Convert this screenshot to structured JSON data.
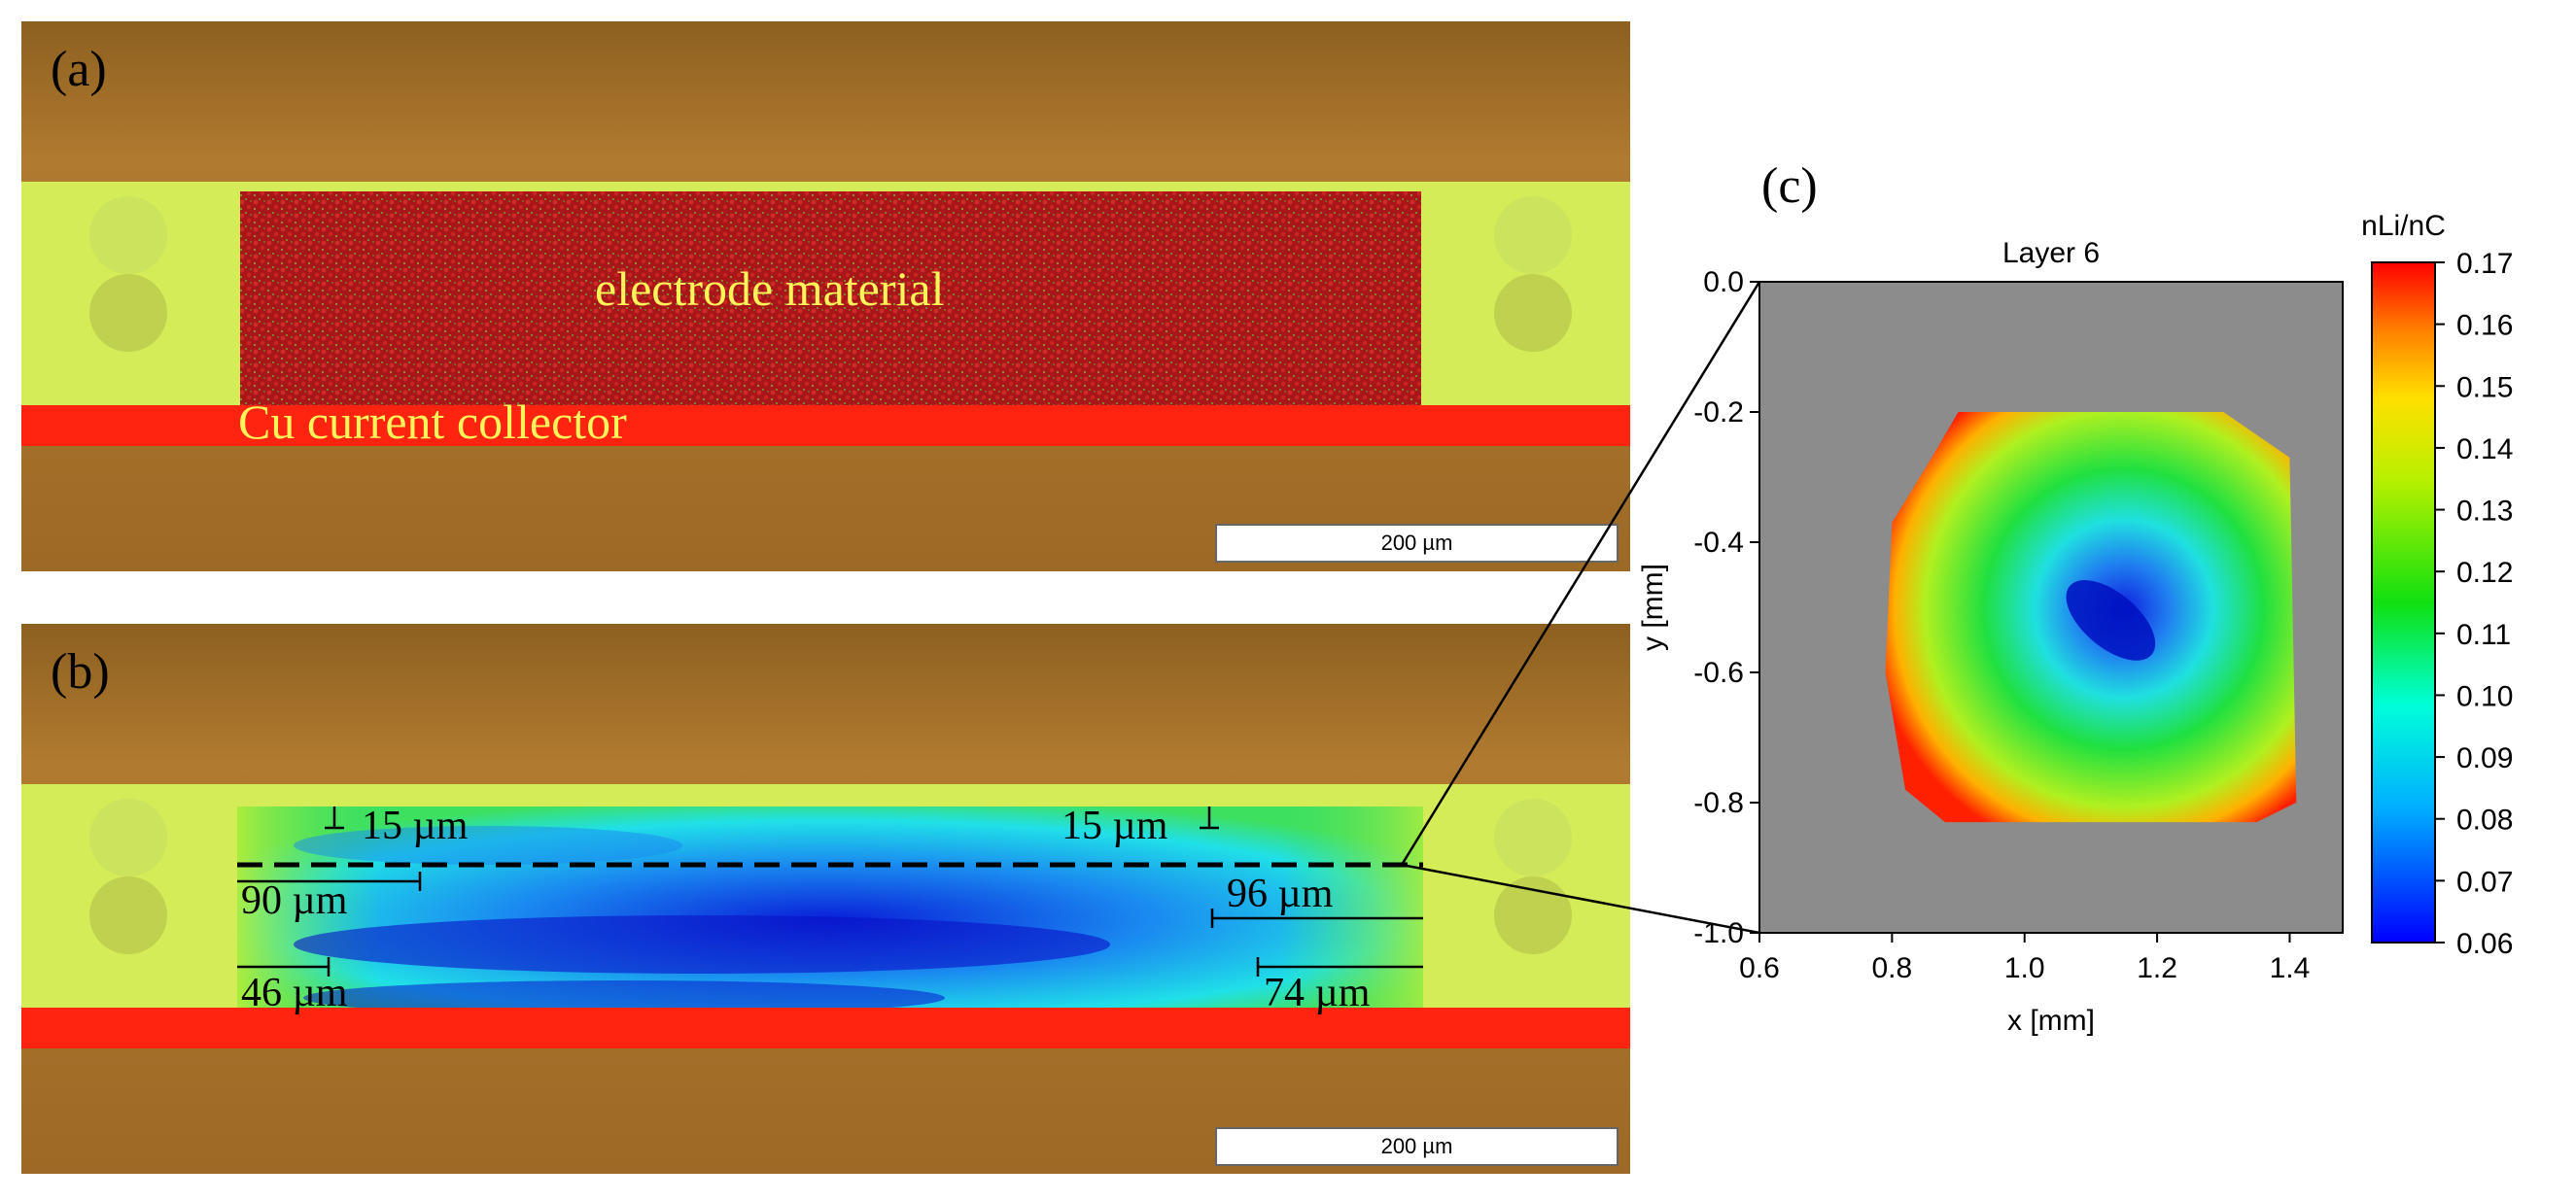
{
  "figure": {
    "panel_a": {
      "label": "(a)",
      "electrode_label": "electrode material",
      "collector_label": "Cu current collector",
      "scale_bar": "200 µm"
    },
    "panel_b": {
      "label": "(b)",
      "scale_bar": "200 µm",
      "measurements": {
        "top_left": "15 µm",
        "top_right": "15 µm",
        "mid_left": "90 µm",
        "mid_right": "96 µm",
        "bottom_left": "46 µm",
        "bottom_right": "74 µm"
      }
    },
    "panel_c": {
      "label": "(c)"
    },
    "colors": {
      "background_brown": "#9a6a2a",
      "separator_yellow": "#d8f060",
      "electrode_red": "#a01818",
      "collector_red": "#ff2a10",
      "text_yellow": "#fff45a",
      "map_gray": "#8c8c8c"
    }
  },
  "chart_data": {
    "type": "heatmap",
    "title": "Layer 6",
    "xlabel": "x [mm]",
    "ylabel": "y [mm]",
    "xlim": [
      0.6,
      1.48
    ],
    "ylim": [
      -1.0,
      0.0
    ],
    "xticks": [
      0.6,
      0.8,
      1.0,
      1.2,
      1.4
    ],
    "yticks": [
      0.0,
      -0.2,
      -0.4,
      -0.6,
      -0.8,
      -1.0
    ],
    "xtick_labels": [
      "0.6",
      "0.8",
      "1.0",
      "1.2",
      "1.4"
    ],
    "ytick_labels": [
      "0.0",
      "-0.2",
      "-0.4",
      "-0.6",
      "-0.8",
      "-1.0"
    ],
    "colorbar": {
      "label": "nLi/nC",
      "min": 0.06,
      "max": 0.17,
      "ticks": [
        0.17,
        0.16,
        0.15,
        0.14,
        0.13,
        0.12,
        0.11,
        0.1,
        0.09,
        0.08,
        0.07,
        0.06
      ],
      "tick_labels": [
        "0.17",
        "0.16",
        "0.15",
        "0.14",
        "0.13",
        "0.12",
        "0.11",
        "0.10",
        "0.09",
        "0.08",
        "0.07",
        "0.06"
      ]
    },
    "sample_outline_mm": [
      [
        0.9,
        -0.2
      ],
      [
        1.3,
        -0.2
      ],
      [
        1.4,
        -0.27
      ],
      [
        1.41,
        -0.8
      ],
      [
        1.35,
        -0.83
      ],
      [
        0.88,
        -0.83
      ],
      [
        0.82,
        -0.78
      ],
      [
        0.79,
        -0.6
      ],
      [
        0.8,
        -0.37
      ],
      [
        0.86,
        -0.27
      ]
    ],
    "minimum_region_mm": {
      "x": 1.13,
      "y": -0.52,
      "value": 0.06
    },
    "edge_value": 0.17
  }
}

********

> Given task:
Write out the entries again, exactly as given, skipping any images.

> Response to this task:
Convert this screenshot to structured JSON data.
{
  "figure": {
    "panel_a": {
      "label": "(a)",
      "electrode_label": "electrode material",
      "collector_label": "Cu current collector",
      "scale_bar": "200 µm"
    },
    "panel_b": {
      "label": "(b)",
      "scale_bar": "200 µm",
      "measurements": {
        "top_left": "15 µm",
        "top_right": "15 µm",
        "mid_left": "90 µm",
        "mid_right": "96 µm",
        "bottom_left": "46 µm",
        "bottom_right": "74 µm"
      }
    },
    "panel_c": {
      "label": "(c)"
    },
    "colors": {
      "background_brown": "#9a6a2a",
      "separator_yellow": "#d8f060",
      "electrode_red": "#a01818",
      "collector_red": "#ff2a10",
      "text_yellow": "#fff45a",
      "map_gray": "#8c8c8c"
    }
  },
  "chart_data": {
    "type": "heatmap",
    "title": "Layer 6",
    "xlabel": "x [mm]",
    "ylabel": "y [mm]",
    "xlim": [
      0.6,
      1.48
    ],
    "ylim": [
      -1.0,
      0.0
    ],
    "xticks": [
      0.6,
      0.8,
      1.0,
      1.2,
      1.4
    ],
    "yticks": [
      0.0,
      -0.2,
      -0.4,
      -0.6,
      -0.8,
      -1.0
    ],
    "xtick_labels": [
      "0.6",
      "0.8",
      "1.0",
      "1.2",
      "1.4"
    ],
    "ytick_labels": [
      "0.0",
      "-0.2",
      "-0.4",
      "-0.6",
      "-0.8",
      "-1.0"
    ],
    "colorbar": {
      "label": "nLi/nC",
      "min": 0.06,
      "max": 0.17,
      "ticks": [
        0.17,
        0.16,
        0.15,
        0.14,
        0.13,
        0.12,
        0.11,
        0.1,
        0.09,
        0.08,
        0.07,
        0.06
      ],
      "tick_labels": [
        "0.17",
        "0.16",
        "0.15",
        "0.14",
        "0.13",
        "0.12",
        "0.11",
        "0.10",
        "0.09",
        "0.08",
        "0.07",
        "0.06"
      ]
    },
    "sample_outline_mm": [
      [
        0.9,
        -0.2
      ],
      [
        1.3,
        -0.2
      ],
      [
        1.4,
        -0.27
      ],
      [
        1.41,
        -0.8
      ],
      [
        1.35,
        -0.83
      ],
      [
        0.88,
        -0.83
      ],
      [
        0.82,
        -0.78
      ],
      [
        0.79,
        -0.6
      ],
      [
        0.8,
        -0.37
      ],
      [
        0.86,
        -0.27
      ]
    ],
    "minimum_region_mm": {
      "x": 1.13,
      "y": -0.52,
      "value": 0.06
    },
    "edge_value": 0.17
  }
}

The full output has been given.